» To be done: Scan the following material for the string "mewarnai" and copy each line in which it appears.

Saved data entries

----------------------------------------

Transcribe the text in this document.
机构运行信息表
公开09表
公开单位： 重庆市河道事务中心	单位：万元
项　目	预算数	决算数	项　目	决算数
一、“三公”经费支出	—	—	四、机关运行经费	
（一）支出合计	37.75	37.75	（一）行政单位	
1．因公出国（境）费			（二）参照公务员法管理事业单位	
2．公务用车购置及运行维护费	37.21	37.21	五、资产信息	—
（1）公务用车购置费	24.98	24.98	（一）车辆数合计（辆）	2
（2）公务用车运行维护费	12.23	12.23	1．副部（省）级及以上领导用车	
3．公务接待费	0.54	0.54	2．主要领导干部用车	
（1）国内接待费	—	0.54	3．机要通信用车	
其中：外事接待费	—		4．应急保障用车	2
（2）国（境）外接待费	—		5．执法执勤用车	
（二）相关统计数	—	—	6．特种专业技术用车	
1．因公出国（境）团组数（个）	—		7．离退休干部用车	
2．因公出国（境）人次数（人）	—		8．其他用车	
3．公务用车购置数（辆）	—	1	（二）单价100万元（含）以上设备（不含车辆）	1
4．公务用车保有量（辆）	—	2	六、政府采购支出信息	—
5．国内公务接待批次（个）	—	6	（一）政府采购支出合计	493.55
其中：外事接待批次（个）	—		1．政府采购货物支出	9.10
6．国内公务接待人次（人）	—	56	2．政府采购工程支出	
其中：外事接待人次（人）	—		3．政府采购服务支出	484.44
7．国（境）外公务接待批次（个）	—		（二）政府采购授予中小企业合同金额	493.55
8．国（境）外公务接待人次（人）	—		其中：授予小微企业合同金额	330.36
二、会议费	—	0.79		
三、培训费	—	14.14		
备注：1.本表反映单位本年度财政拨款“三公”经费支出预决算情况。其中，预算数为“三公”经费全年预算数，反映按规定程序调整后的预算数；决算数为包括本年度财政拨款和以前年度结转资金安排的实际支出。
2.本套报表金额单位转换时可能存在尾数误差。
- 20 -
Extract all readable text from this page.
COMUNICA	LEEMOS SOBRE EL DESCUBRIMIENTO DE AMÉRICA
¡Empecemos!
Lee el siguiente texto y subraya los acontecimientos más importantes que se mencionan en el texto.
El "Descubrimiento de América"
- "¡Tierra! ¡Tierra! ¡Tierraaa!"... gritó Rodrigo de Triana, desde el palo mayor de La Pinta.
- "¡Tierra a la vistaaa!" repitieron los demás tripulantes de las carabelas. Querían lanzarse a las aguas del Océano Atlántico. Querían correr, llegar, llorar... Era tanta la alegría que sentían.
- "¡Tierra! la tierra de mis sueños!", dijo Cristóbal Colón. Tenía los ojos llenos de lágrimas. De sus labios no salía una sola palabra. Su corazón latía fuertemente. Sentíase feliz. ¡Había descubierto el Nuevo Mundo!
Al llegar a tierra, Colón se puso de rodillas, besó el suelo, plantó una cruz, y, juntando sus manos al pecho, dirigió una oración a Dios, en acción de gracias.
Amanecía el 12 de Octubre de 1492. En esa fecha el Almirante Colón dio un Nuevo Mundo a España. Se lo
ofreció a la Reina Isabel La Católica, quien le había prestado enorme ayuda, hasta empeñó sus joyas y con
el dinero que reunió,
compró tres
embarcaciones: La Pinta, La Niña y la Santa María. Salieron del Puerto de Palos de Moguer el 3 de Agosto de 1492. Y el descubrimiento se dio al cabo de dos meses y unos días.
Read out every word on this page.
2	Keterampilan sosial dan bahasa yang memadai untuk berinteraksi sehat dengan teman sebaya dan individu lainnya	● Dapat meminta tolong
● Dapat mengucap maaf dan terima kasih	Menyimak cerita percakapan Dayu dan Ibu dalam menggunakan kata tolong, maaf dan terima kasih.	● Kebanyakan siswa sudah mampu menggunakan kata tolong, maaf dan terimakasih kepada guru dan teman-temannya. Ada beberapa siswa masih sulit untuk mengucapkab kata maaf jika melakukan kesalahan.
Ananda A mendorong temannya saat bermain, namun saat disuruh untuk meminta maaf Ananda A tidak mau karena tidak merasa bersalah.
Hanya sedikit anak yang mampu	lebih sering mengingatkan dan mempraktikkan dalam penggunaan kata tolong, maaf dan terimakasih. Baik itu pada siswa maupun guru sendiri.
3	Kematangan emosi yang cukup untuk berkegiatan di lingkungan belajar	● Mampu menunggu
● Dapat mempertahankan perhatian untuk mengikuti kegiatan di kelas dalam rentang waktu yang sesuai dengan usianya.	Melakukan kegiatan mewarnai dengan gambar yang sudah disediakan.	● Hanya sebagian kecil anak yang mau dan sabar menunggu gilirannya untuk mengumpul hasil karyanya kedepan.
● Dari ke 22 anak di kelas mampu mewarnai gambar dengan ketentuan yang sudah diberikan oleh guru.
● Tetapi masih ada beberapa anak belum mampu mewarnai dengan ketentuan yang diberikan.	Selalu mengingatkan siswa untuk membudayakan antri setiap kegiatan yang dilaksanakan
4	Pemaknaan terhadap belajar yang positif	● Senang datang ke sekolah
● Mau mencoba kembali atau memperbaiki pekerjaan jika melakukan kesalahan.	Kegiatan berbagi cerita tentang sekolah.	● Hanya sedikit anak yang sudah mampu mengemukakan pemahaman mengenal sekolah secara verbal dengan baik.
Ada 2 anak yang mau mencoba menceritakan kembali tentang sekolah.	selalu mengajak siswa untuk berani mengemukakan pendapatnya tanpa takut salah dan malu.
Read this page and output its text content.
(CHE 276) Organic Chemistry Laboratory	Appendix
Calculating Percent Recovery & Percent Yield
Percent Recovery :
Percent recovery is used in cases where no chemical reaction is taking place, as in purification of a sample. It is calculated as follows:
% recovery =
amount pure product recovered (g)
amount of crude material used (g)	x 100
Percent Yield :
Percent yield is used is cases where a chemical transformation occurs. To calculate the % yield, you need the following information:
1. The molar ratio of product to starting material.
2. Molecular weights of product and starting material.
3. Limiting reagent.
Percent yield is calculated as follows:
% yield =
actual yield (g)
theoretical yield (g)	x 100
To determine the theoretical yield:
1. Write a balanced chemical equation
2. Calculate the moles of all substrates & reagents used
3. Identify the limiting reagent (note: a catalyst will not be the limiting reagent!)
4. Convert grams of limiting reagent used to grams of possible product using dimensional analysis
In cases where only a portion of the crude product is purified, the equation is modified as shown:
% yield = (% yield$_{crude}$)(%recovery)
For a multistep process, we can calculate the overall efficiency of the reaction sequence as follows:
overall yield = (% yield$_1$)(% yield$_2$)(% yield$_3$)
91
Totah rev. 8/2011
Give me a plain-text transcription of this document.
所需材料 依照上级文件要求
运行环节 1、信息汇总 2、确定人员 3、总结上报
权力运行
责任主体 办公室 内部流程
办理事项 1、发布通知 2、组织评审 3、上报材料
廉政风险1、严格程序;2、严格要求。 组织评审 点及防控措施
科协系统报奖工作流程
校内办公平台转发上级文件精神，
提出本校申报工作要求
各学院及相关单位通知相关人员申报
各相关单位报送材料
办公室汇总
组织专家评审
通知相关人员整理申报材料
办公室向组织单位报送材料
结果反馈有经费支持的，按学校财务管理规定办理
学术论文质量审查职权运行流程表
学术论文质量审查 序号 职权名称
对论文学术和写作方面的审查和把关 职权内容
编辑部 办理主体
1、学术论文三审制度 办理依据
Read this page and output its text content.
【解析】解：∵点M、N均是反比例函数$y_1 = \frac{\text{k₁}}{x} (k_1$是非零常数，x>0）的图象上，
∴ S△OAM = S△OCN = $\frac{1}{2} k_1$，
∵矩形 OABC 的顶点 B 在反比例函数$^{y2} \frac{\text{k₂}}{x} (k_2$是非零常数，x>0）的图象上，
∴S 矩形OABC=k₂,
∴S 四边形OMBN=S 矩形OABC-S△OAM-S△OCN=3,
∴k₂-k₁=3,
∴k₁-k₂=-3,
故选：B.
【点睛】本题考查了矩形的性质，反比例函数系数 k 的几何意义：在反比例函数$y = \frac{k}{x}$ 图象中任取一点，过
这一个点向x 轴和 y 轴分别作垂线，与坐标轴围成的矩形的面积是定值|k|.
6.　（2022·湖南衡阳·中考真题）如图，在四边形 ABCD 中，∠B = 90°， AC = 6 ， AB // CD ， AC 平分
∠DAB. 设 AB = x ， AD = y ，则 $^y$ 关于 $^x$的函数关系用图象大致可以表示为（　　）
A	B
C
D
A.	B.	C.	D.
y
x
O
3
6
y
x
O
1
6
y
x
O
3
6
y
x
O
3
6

----------------------------------------

» Solution to the problem:
● Dapat mempertahankan perhatian untuk mengikuti kegiatan di kelas dalam rentang waktu yang sesuai dengan usianya.	Melakukan kegiatan mewarnai dengan gambar yang sudah disediakan.	● Hanya sebagian kecil anak yang mau dan sabar menunggu gilirannya untuk mengumpul hasil karyanya kedepan.
● Dari ke 22 anak di kelas mampu mewarnai gambar dengan ketentuan yang sudah diberikan oleh guru.
● Tetapi masih ada beberapa anak belum mampu mewarnai dengan ketentuan yang diberikan.	Selalu mengingatkan siswa untuk membudayakan antri setiap kegiatan yang dilaksanakan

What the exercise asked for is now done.